Your assignment: Return copies of the lines below that mention "uocabolo".

Data records Block Start

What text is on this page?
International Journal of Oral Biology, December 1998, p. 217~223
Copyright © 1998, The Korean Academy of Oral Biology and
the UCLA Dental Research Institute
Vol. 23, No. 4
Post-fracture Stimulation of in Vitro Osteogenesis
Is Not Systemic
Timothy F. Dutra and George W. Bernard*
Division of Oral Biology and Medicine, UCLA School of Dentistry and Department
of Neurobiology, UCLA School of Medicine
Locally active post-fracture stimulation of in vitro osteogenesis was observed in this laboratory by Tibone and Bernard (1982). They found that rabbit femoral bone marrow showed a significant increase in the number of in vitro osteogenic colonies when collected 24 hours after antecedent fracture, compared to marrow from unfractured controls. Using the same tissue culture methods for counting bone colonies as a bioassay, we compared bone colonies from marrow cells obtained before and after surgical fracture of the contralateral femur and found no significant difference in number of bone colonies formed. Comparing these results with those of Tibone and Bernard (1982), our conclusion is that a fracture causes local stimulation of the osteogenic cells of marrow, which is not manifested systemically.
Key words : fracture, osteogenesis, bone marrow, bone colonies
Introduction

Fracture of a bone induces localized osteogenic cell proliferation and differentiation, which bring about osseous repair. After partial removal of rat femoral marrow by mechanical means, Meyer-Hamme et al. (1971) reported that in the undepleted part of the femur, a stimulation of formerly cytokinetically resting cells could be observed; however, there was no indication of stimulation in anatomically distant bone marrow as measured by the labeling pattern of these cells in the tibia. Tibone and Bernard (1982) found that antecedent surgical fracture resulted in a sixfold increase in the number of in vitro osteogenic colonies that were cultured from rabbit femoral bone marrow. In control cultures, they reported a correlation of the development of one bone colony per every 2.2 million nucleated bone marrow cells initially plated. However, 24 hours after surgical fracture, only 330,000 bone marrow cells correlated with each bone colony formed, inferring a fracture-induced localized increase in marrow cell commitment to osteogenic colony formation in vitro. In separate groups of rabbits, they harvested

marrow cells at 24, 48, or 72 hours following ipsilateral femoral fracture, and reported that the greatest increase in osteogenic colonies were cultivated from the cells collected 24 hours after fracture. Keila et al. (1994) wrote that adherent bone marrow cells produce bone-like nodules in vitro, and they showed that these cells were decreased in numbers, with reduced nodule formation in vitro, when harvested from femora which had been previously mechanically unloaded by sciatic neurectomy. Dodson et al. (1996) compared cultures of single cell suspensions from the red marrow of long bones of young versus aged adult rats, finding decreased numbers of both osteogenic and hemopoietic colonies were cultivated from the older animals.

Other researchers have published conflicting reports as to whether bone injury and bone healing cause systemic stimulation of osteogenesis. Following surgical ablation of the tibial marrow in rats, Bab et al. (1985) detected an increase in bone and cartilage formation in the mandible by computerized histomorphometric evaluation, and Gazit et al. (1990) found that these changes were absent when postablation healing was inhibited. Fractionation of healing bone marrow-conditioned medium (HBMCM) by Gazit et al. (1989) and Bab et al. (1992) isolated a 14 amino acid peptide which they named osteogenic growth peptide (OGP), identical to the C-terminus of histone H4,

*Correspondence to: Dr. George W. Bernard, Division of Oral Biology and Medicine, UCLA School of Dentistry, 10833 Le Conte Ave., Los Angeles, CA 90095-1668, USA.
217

Data records Block End
Data records Block Start

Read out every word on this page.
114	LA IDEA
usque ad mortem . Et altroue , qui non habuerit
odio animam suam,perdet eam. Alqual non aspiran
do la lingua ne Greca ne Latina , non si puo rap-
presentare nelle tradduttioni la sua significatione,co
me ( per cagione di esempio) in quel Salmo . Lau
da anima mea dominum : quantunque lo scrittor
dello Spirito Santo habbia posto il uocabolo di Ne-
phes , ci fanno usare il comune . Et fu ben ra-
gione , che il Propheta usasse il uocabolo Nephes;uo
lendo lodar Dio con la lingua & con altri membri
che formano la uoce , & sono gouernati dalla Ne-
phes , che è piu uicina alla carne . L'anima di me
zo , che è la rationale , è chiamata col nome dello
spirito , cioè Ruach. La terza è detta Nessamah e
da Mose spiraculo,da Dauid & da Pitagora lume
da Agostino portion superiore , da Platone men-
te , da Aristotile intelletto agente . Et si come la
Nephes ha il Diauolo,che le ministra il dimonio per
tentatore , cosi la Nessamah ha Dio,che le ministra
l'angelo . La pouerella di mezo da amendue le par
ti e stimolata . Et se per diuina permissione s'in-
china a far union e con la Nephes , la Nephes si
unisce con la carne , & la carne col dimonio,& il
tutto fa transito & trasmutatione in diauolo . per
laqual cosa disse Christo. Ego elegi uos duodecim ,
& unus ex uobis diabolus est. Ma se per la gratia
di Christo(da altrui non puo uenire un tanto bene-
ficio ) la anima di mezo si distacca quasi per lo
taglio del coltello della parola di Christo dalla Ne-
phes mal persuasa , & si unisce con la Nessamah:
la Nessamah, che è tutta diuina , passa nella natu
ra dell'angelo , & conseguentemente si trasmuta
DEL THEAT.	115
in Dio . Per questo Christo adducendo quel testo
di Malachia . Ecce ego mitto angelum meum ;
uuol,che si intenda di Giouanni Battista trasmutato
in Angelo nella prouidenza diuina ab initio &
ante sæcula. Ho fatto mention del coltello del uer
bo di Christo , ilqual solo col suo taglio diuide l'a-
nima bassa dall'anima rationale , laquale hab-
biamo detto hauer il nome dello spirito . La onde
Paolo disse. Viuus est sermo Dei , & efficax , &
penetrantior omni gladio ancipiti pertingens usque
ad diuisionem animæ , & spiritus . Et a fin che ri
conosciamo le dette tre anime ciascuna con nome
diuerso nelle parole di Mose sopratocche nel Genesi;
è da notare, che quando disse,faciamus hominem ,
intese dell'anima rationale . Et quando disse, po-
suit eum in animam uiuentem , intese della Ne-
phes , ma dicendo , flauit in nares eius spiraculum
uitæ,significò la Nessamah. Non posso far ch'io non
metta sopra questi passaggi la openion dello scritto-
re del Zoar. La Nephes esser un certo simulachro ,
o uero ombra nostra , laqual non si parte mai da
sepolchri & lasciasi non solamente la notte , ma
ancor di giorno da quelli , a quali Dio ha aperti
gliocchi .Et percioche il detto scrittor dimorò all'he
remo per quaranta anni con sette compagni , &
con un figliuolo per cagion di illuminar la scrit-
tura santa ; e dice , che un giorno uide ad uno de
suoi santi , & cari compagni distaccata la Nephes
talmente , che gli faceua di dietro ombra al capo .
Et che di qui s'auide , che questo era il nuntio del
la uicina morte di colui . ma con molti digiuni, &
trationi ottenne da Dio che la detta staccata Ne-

Data records Block End
Data records Block Start

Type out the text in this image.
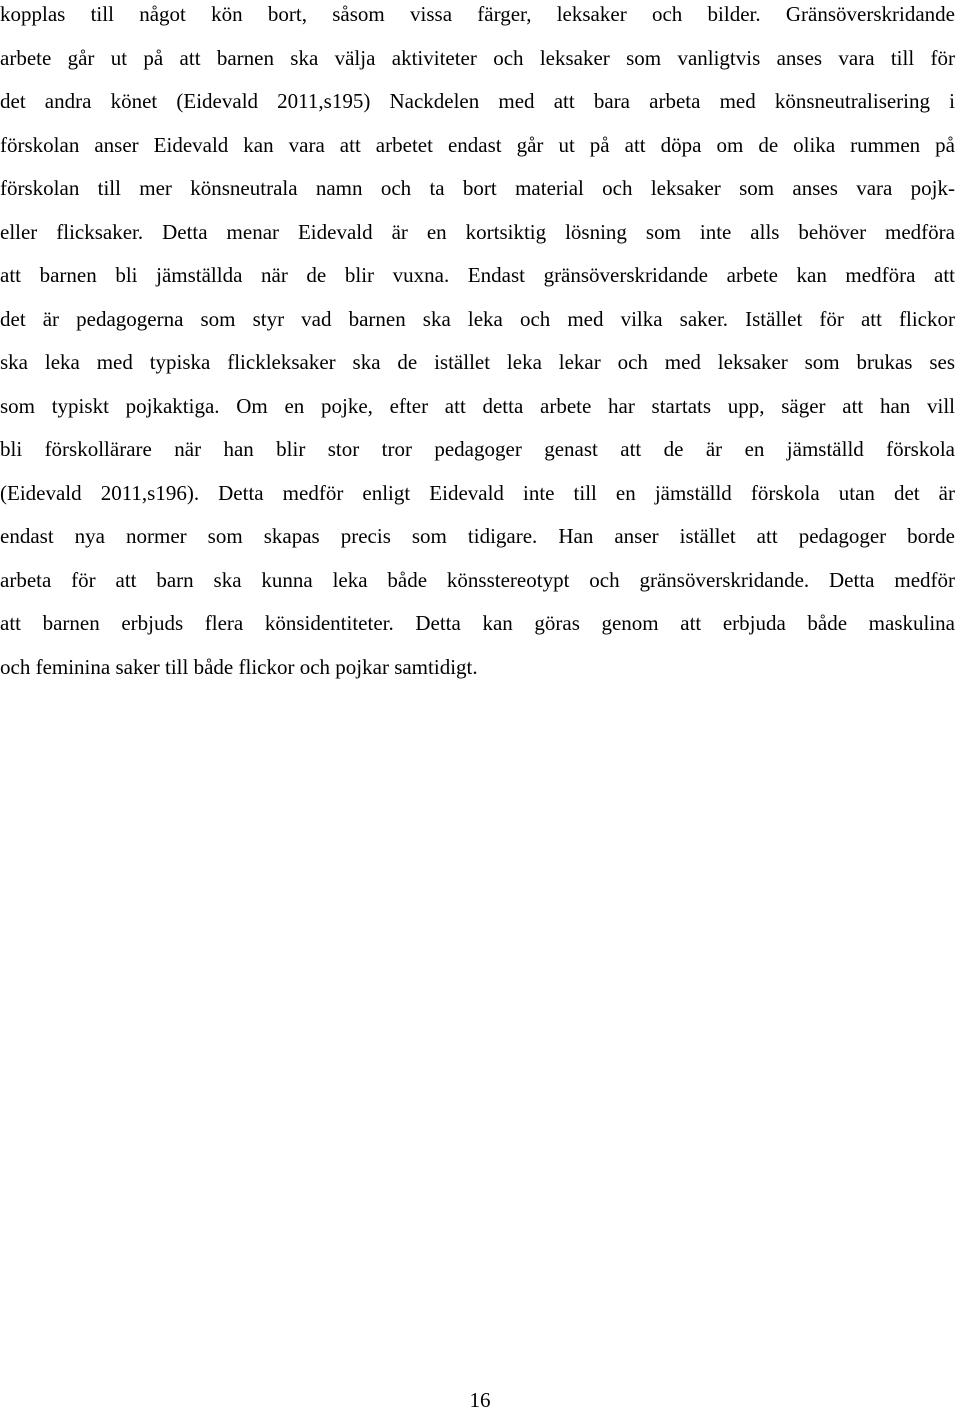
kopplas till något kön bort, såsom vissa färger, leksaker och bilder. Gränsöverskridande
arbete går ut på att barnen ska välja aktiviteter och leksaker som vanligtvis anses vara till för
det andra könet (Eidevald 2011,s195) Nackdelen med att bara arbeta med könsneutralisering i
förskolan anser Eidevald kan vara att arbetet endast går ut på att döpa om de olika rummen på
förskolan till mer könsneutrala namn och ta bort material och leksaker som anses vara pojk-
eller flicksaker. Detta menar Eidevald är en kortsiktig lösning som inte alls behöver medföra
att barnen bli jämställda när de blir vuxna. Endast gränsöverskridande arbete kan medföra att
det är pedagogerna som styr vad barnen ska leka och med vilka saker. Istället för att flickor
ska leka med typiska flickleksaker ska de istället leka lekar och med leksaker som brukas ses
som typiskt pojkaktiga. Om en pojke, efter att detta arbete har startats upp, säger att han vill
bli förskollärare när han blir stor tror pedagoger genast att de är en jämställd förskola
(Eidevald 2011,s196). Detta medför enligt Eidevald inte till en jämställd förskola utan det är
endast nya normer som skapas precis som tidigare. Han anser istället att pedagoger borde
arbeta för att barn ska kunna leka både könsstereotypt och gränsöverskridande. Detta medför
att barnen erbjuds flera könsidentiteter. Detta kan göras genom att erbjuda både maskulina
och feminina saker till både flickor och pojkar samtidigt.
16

Data records Block End

Written solution:
dello Spirito Santo habbia posto il uocabolo di Ne-
gione , che il Propheta usasse il uocabolo Nephes;uo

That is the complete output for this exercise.